Items listed in a dataset

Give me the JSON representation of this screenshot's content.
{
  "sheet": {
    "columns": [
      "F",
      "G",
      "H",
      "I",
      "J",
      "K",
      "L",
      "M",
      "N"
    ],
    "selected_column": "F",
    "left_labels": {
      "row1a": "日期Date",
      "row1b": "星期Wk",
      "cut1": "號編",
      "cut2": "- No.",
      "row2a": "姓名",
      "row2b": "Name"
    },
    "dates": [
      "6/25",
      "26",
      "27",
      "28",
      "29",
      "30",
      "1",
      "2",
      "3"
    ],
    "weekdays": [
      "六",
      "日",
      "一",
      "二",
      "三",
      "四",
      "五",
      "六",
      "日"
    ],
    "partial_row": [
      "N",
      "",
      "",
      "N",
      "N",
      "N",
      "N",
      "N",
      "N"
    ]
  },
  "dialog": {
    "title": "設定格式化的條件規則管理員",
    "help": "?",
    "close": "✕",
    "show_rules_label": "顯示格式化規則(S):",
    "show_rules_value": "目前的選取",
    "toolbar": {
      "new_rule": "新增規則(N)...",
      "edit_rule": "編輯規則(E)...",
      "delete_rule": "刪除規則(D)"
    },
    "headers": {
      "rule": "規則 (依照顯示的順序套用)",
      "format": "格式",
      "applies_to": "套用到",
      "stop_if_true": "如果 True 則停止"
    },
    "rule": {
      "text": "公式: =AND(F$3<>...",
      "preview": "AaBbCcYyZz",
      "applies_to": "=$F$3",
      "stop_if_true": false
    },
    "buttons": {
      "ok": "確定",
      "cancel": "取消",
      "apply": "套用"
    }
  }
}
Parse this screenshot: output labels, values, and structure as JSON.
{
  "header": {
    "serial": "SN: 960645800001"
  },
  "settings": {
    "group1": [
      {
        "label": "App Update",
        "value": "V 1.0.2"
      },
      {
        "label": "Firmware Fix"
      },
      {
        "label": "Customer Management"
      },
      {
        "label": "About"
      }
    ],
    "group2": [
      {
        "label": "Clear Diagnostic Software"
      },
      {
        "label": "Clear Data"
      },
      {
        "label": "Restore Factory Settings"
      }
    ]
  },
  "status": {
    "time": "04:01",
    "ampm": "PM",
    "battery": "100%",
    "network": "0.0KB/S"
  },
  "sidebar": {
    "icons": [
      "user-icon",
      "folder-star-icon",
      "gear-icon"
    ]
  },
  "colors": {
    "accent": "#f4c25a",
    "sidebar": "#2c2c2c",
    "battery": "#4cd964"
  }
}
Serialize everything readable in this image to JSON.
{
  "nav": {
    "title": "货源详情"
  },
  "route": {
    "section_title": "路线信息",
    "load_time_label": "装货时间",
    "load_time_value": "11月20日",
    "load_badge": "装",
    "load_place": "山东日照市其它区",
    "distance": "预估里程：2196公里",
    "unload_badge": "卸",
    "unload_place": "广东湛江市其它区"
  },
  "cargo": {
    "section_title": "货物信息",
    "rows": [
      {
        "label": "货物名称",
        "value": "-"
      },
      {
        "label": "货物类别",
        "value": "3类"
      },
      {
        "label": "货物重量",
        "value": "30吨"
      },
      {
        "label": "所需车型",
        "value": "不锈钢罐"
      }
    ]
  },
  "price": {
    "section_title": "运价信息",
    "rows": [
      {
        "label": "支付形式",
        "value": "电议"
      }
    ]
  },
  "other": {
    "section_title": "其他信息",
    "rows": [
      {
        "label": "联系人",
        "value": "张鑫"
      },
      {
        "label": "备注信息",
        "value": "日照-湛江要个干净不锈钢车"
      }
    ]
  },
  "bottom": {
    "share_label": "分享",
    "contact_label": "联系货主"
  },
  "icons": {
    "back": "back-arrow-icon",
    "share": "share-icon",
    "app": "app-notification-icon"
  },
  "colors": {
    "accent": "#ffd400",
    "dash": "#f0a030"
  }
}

● GIVEN INSTRUCTION:
Output the line that contains "Parse this screenshot: output", followed by every later line in the listing, with no line omitted and none added.

● EXPECTED OUTPUT:
Parse this screenshot: output labels, values, and structure as JSON.
{
  "header": {
    "serial": "SN: 960645800001"
  },
  "settings": {
    "group1": [
      {
        "label": "App Update",
        "value": "V 1.0.2"
      },
      {
        "label": "Firmware Fix"
      },
      {
        "label": "Customer Management"
      },
      {
        "label": "About"
      }
    ],
    "group2": [
      {
        "label": "Clear Diagnostic Software"
      },
      {
        "label": "Clear Data"
      },
      {
        "label": "Restore Factory Settings"
      }
    ]
  },
  "status": {
    "time": "04:01",
    "ampm": "PM",
    "battery": "100%",
    "network": "0.0KB/S"
  },
  "sidebar": {
    "icons": [
      "user-icon",
      "folder-star-icon",
      "gear-icon"
    ]
  },
  "colors": {
    "accent": "#f4c25a",
    "sidebar": "#2c2c2c",
    "battery": "#4cd964"
  }
}
Serialize everything readable in this image to JSON.
{
  "nav": {
    "title": "货源详情"
  },
  "route": {
    "section_title": "路线信息",
    "load_time_label": "装货时间",
    "load_time_value": "11月20日",
    "load_badge": "装",
    "load_place": "山东日照市其它区",
    "distance": "预估里程：2196公里",
    "unload_badge": "卸",
    "unload_place": "广东湛江市其它区"
  },
  "cargo": {
    "section_title": "货物信息",
    "rows": [
      {
        "label": "货物名称",
        "value": "-"
      },
      {
        "label": "货物类别",
        "value": "3类"
      },
      {
        "label": "货物重量",
        "value": "30吨"
      },
      {
        "label": "所需车型",
        "value": "不锈钢罐"
      }
    ]
  },
  "price": {
    "section_title": "运价信息",
    "rows": [
      {
        "label": "支付形式",
        "value": "电议"
      }
    ]
  },
  "other": {
    "section_title": "其他信息",
    "rows": [
      {
        "label": "联系人",
        "value": "张鑫"
      },
      {
        "label": "备注信息",
        "value": "日照-湛江要个干净不锈钢车"
      }
    ]
  },
  "bottom": {
    "share_label": "分享",
    "contact_label": "联系货主"
  },
  "icons": {
    "back": "back-arrow-icon",
    "share": "share-icon",
    "app": "app-notification-icon"
  },
  "colors": {
    "accent": "#ffd400",
    "dash": "#f0a030"
  }
}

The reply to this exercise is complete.